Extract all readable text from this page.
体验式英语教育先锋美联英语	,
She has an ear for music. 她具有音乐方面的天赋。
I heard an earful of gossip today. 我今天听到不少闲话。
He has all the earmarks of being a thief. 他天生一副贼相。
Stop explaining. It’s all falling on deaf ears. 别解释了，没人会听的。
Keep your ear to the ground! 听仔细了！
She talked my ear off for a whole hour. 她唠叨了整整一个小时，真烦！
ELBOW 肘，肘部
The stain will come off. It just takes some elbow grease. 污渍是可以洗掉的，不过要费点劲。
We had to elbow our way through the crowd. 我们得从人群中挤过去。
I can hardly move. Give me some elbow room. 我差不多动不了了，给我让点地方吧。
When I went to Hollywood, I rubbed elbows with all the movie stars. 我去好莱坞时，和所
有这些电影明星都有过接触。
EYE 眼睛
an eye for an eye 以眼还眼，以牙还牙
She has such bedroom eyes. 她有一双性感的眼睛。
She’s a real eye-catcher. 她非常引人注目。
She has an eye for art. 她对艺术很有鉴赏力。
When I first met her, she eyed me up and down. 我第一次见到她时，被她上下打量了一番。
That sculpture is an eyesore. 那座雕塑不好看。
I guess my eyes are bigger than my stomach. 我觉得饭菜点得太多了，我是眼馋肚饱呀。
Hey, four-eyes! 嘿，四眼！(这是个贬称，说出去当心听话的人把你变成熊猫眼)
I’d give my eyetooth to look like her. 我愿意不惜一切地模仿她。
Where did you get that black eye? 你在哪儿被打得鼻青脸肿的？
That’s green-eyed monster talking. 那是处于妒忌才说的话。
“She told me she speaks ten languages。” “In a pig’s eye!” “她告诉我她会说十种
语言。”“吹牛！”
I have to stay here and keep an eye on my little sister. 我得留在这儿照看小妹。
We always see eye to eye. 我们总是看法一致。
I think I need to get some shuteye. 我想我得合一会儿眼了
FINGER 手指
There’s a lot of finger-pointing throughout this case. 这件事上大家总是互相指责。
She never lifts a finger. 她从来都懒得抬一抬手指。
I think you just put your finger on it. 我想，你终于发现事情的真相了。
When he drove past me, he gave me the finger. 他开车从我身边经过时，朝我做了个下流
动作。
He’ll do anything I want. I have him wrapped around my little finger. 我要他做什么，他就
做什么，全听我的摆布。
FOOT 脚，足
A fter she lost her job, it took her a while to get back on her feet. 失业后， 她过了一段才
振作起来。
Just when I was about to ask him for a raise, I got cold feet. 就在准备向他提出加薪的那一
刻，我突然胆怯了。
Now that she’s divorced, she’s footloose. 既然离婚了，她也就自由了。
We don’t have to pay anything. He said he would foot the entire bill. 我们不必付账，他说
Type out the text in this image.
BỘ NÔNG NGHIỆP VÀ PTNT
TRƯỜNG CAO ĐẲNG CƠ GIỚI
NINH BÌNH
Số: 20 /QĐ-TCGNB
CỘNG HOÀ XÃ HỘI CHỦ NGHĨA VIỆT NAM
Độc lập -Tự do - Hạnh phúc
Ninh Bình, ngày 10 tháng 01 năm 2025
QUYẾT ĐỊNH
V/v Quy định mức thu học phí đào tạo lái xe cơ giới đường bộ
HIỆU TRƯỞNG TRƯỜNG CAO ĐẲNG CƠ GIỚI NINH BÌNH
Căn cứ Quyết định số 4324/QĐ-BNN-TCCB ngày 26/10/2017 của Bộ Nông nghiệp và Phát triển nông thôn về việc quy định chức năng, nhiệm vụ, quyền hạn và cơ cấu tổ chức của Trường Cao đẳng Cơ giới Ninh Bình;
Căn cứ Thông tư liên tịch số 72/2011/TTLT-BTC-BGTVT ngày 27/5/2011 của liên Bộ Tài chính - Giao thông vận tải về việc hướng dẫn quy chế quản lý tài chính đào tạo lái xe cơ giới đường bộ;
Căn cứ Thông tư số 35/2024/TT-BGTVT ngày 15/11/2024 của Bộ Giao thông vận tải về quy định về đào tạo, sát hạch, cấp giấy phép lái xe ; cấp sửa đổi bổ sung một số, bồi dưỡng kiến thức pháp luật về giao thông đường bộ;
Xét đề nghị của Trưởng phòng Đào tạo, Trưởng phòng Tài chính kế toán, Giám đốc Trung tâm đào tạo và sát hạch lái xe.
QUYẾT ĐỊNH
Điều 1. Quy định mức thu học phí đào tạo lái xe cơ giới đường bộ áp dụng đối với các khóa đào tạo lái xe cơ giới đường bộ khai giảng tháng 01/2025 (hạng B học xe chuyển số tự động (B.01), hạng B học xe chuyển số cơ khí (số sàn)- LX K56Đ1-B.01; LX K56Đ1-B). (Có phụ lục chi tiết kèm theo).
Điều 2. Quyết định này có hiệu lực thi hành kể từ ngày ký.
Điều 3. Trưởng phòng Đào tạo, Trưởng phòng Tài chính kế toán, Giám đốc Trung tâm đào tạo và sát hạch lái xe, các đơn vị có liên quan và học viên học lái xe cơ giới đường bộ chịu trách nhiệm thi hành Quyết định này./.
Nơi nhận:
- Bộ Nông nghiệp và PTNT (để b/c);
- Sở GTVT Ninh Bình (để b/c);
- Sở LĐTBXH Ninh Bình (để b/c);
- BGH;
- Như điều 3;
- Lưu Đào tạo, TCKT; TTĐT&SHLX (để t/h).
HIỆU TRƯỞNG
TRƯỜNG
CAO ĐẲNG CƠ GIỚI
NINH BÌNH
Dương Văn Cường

——————————

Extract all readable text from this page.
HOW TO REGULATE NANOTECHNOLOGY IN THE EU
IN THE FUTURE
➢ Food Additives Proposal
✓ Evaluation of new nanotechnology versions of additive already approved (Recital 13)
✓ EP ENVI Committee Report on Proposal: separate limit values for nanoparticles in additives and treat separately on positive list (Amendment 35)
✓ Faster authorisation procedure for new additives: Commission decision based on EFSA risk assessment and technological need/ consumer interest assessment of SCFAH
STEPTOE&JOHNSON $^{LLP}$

——————————

Look through the entries above. Extract each line with the word "this".

- _Answer for the task_:
Extract all readable text from this page.
There’s a lot of finger-pointing throughout this case. 这件事上大家总是互相指责。
Type out the text in this image.
Extract all readable text from this page.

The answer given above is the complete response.